Required work:
Take from the listing each line that has the string "text".

-- START Dataset content --

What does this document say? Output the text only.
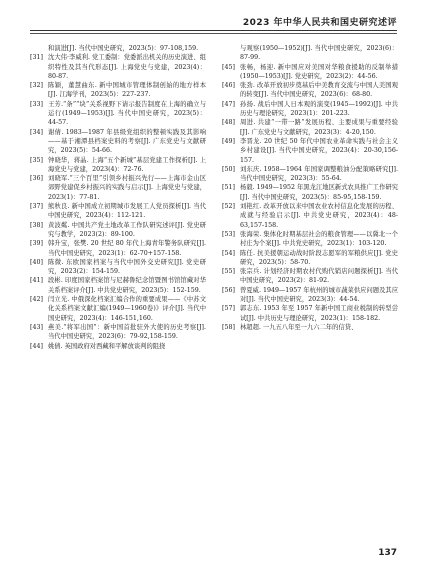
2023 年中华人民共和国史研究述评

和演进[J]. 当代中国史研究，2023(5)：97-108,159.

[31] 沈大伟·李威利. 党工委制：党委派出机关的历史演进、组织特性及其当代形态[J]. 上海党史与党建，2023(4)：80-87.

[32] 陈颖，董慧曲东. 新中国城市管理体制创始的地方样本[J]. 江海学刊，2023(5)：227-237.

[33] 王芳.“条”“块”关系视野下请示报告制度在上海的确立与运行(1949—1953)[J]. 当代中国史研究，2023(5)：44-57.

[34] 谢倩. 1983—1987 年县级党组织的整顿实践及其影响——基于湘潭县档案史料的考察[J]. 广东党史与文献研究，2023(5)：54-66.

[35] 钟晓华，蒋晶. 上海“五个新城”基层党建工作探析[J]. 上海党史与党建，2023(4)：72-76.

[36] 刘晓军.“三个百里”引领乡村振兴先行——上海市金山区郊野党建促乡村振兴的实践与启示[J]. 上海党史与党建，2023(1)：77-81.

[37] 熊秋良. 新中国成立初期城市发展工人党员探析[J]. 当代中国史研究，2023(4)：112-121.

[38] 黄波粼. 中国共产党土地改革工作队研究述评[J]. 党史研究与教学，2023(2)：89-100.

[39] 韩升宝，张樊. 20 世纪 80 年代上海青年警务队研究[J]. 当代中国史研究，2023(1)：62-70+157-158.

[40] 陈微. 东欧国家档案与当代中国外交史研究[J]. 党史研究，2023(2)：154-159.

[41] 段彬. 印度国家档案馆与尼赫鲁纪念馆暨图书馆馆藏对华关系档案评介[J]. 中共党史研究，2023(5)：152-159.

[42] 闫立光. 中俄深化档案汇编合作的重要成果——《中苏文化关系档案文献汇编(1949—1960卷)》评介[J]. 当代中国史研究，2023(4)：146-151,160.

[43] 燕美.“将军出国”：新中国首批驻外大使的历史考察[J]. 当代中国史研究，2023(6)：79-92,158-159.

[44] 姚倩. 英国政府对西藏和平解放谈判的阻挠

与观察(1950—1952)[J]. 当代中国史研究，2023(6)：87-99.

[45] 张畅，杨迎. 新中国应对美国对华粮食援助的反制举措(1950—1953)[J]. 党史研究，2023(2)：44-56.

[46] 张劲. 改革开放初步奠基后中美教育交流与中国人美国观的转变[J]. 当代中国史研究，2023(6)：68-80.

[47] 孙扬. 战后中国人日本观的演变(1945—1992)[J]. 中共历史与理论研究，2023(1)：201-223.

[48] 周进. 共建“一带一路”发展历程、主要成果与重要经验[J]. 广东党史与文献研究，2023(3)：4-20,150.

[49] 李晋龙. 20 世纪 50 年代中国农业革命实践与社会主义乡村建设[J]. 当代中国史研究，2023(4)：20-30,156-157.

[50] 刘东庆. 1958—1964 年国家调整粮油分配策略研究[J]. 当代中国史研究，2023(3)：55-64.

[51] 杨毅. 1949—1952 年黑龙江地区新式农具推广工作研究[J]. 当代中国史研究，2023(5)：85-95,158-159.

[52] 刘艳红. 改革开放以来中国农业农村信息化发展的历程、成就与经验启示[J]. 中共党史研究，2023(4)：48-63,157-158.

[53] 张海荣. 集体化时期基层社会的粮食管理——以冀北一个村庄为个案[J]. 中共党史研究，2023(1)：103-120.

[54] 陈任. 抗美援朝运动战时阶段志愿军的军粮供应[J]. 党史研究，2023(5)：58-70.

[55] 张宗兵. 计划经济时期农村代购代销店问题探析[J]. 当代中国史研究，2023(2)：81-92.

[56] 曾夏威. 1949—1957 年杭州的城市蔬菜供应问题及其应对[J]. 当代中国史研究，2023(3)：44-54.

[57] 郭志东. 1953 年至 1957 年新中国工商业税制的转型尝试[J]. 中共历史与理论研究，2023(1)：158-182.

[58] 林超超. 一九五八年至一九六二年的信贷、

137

-- END Dataset content --
-- START Dataset content --

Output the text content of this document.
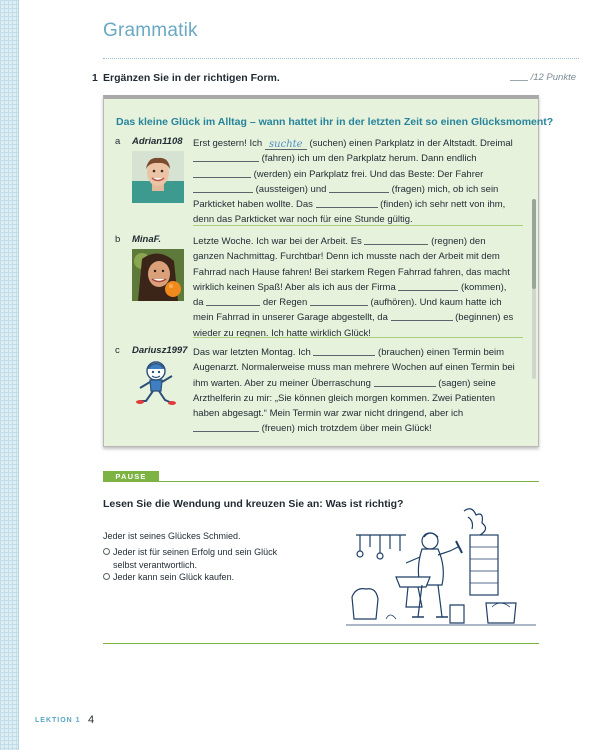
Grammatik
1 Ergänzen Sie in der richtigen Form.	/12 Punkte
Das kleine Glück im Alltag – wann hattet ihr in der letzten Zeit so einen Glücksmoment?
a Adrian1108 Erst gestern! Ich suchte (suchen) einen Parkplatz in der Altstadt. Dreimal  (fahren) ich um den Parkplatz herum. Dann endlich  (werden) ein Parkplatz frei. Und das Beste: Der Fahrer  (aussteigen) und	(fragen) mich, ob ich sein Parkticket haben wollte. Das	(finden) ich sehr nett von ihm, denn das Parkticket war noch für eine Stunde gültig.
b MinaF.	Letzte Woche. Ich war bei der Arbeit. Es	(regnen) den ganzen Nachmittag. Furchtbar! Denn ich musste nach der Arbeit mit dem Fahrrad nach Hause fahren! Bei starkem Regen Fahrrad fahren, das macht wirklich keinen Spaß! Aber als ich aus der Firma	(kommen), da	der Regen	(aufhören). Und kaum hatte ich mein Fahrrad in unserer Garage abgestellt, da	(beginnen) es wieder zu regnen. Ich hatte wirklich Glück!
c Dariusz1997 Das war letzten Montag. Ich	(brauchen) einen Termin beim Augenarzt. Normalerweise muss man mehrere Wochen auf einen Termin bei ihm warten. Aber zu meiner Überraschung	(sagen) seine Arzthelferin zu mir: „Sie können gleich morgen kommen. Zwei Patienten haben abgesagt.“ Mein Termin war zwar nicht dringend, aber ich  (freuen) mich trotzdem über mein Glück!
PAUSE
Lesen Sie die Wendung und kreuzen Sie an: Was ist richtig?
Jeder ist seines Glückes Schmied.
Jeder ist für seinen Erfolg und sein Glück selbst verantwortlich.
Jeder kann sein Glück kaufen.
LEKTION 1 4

-- END Dataset content --

Problem solution:
What does this document say? Output the text only.
Output the text content of this document.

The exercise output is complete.